THE PROBLEM: Arrange the data in the part that opens with the line containing "List all visible" and closes with the line containing "- bullet-text: Skalenniveaus: [175, 398, 421, 438]" as a two-column CSV with the columns instruction and response, one row for each instruction and its response. Put each in a single quoted field, turn line breaks into spaces, and leave the pictures out.

EXERCISE DATA:
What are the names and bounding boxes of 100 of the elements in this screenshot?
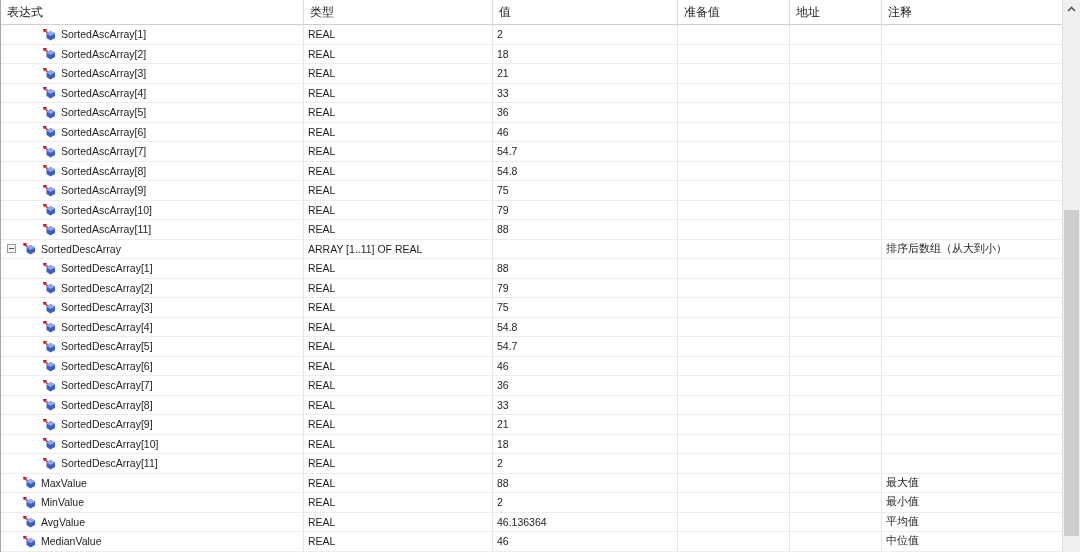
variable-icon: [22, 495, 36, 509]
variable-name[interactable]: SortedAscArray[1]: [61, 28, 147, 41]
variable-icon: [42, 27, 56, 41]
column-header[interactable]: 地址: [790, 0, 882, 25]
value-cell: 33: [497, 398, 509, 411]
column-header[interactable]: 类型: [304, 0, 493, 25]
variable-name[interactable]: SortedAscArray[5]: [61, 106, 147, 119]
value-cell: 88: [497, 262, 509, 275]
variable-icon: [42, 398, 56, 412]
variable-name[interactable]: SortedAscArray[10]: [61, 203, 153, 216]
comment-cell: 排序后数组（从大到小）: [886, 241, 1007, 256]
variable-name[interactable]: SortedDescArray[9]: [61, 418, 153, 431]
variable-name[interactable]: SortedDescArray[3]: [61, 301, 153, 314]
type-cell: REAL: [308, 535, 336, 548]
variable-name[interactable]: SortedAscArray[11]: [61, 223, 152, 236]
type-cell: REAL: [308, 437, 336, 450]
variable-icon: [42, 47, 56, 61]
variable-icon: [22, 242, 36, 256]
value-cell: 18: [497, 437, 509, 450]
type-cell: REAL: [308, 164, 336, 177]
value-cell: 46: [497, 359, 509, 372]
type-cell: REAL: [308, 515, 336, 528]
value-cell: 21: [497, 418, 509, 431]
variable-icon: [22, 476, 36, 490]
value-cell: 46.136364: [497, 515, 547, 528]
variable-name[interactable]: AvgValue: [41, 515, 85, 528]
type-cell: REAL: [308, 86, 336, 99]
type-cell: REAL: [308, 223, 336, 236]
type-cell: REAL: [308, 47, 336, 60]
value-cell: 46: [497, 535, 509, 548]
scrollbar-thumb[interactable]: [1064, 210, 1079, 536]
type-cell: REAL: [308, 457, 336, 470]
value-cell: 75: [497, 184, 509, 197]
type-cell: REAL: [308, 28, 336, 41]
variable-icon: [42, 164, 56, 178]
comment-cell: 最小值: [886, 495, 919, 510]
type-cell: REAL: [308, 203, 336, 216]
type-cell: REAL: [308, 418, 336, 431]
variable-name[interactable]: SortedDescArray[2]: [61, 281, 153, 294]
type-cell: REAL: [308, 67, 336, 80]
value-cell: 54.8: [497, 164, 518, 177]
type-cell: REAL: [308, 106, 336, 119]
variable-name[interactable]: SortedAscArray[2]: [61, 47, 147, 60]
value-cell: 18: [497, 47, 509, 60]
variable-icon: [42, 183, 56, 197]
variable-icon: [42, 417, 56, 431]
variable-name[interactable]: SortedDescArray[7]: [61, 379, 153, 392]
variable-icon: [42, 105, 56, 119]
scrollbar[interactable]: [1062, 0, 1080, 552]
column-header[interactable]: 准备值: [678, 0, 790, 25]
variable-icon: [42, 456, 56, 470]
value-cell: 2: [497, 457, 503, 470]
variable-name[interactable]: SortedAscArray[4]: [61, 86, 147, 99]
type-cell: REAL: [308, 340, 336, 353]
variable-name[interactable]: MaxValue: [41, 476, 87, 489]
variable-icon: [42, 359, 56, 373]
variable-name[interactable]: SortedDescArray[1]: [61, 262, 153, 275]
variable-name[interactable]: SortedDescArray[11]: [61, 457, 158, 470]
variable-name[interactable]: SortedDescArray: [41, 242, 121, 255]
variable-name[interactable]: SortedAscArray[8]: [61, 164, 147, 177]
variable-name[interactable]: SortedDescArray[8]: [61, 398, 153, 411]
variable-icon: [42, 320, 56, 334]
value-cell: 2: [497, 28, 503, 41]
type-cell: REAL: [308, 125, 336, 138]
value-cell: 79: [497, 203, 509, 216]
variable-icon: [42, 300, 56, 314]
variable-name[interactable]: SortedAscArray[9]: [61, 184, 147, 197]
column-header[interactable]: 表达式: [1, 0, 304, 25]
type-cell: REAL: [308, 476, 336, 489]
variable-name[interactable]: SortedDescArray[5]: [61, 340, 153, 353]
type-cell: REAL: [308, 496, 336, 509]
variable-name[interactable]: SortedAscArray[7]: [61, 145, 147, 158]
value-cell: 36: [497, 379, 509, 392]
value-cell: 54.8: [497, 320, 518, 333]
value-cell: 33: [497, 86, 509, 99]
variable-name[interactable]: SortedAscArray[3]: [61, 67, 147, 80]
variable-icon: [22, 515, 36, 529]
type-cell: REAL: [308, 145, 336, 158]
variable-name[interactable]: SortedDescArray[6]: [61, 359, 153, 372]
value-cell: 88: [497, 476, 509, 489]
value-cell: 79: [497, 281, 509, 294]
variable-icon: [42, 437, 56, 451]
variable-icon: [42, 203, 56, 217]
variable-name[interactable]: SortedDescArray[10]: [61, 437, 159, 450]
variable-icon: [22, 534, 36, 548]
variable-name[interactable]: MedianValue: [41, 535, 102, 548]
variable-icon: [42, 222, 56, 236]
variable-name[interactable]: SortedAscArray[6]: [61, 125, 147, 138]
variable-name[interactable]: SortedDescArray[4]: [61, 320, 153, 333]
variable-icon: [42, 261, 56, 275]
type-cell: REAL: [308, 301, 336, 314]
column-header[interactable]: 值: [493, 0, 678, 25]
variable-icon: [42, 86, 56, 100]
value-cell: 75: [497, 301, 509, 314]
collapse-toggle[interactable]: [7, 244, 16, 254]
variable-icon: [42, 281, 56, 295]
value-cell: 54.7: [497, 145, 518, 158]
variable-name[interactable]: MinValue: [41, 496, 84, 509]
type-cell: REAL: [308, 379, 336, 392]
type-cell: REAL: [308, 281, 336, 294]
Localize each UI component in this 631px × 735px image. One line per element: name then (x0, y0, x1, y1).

* * *

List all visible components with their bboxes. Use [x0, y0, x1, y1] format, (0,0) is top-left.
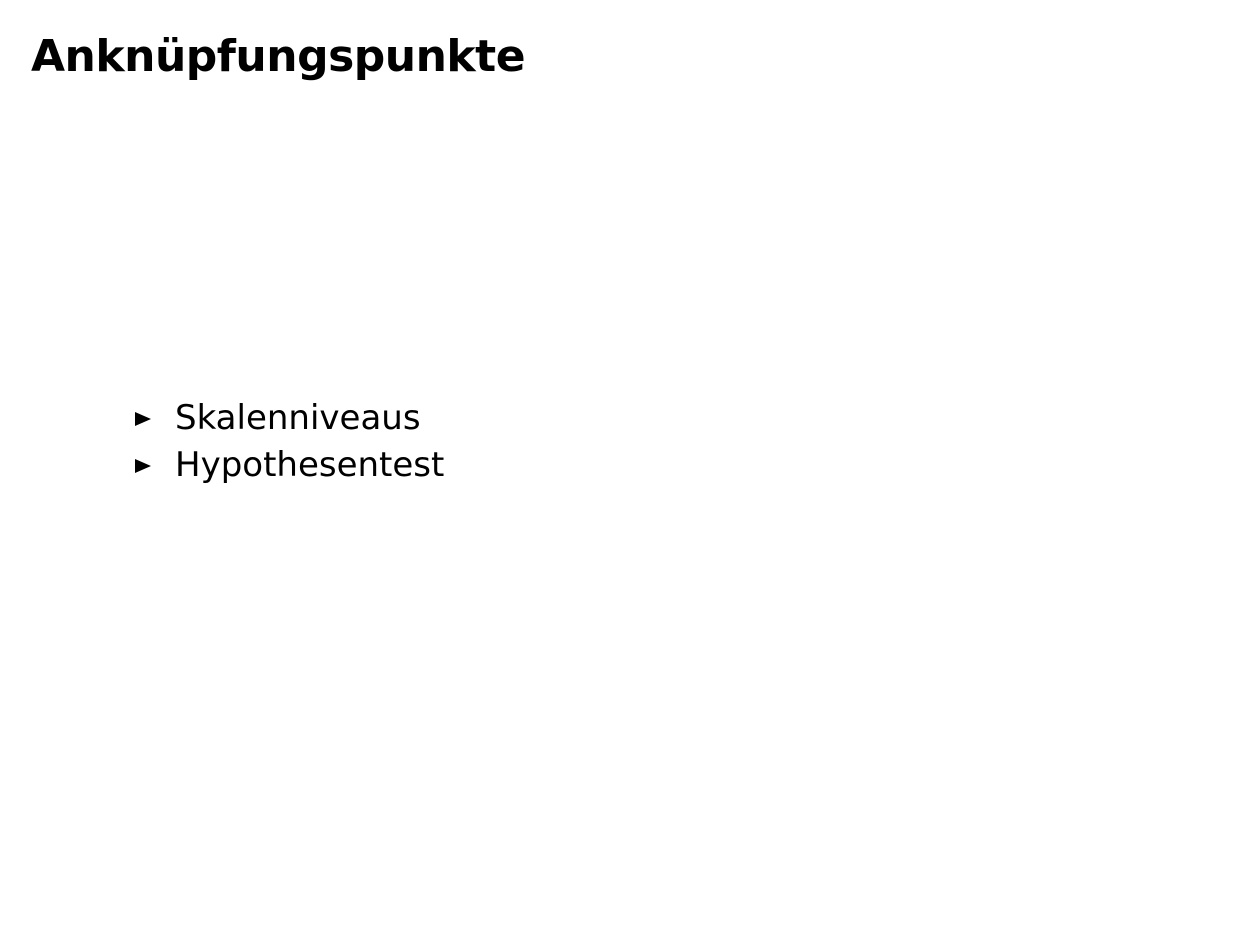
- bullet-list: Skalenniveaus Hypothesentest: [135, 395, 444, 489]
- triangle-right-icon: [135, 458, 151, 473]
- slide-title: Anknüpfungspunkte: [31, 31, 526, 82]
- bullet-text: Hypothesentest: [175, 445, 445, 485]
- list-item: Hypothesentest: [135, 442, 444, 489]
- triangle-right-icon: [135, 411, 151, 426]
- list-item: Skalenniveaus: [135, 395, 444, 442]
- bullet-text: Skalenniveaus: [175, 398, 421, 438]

...

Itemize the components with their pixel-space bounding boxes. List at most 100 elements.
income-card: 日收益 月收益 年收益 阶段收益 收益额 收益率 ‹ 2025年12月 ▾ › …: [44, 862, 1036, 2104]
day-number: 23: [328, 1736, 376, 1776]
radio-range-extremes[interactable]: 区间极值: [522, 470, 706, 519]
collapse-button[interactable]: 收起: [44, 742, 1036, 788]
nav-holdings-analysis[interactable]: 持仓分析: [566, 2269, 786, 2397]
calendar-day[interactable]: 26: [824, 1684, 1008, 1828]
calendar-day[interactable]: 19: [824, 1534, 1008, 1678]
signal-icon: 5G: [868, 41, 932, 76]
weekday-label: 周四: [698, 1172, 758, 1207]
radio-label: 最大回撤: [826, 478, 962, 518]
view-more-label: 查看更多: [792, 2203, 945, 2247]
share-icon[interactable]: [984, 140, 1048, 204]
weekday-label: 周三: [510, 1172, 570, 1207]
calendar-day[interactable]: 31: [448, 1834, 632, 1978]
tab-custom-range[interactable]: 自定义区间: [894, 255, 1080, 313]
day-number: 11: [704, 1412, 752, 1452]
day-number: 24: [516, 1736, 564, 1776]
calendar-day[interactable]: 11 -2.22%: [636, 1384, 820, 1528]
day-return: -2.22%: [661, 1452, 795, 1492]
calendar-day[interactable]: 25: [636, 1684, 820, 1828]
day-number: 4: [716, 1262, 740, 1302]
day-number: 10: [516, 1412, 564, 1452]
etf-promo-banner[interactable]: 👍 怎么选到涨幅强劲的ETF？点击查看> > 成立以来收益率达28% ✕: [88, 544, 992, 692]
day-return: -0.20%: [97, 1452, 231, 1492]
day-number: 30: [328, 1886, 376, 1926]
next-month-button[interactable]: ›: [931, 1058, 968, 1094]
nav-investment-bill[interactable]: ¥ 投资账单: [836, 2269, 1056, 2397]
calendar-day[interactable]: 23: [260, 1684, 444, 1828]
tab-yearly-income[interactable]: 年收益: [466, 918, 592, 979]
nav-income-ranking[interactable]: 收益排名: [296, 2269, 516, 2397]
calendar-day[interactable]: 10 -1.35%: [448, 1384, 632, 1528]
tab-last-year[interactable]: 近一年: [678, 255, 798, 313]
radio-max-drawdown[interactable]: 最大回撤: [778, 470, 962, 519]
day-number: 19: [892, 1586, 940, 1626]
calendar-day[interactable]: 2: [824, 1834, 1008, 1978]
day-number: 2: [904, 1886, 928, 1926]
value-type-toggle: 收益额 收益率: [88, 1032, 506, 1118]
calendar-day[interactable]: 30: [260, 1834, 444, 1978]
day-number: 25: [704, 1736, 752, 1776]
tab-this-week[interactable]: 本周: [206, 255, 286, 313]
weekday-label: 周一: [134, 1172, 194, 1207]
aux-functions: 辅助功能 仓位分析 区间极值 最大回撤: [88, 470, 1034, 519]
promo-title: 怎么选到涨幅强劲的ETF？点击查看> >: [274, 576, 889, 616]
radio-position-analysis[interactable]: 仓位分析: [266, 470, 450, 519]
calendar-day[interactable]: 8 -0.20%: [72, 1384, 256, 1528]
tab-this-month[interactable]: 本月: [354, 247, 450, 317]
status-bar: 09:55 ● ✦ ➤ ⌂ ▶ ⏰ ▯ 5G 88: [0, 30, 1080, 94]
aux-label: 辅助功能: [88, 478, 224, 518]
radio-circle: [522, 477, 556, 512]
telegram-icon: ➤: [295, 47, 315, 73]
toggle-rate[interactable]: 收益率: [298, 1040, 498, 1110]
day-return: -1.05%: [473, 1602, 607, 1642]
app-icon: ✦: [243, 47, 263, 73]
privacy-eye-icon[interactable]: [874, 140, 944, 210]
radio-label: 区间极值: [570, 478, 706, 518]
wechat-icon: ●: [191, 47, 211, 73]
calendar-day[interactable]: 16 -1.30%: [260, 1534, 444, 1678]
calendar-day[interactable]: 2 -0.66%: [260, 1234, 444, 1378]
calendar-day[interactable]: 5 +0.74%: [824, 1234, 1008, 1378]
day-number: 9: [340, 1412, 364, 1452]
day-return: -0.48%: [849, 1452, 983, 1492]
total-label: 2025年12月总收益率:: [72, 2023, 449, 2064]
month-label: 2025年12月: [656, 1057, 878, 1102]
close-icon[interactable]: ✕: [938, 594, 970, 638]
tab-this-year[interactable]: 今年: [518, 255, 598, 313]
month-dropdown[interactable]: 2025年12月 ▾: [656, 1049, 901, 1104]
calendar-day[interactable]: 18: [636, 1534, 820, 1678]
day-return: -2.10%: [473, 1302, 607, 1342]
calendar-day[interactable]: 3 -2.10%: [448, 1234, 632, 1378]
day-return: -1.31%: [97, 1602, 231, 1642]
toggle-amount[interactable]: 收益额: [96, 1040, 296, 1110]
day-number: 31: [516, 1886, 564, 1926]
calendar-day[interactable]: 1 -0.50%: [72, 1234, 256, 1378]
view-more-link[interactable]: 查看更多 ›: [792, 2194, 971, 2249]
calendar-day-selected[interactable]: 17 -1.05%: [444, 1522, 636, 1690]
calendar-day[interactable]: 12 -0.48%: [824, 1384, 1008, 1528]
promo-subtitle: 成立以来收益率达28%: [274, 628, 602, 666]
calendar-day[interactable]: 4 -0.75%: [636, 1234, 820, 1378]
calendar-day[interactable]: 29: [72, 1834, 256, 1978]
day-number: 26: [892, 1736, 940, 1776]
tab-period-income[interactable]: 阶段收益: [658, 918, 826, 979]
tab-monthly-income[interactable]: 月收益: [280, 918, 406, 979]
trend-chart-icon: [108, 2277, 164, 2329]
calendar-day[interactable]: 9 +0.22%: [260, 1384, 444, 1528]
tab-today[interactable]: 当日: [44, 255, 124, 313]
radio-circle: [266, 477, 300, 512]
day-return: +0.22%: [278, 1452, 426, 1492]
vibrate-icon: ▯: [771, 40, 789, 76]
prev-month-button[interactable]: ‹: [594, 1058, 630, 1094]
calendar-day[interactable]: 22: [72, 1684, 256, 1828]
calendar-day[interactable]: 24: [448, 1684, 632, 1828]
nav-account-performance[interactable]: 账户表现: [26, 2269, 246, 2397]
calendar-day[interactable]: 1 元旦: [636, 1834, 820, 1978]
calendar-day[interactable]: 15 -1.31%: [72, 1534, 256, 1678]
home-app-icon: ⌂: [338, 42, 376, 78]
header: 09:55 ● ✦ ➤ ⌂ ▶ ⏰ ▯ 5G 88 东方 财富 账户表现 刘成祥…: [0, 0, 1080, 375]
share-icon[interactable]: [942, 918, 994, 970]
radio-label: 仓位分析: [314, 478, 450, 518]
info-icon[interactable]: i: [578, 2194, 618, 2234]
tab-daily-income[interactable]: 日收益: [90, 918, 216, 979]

EXERCISE OUTPUT:
instruction,response
"List all visible components with their bboxes. Use [x0, y0, x1, y1] format, (0,0) is top-left.","- bullet-list: Skalenniveaus Hypothesentest: [135, 395, 444, 489] - triangle-right-icon: [135, 458, 151, 473] - slide-title: Anknüpfungspunkte: [31, 31, 526, 82] - bullet-text: Hypothesentest: [175, 445, 445, 485] - list-item: Hypothesentest: [135, 442, 444, 489] - triangle-right-icon: [135, 411, 151, 426] - list-item: Skalenniveaus: [135, 395, 444, 442] - bullet-text: Skalenniveaus: [175, 398, 421, 438]"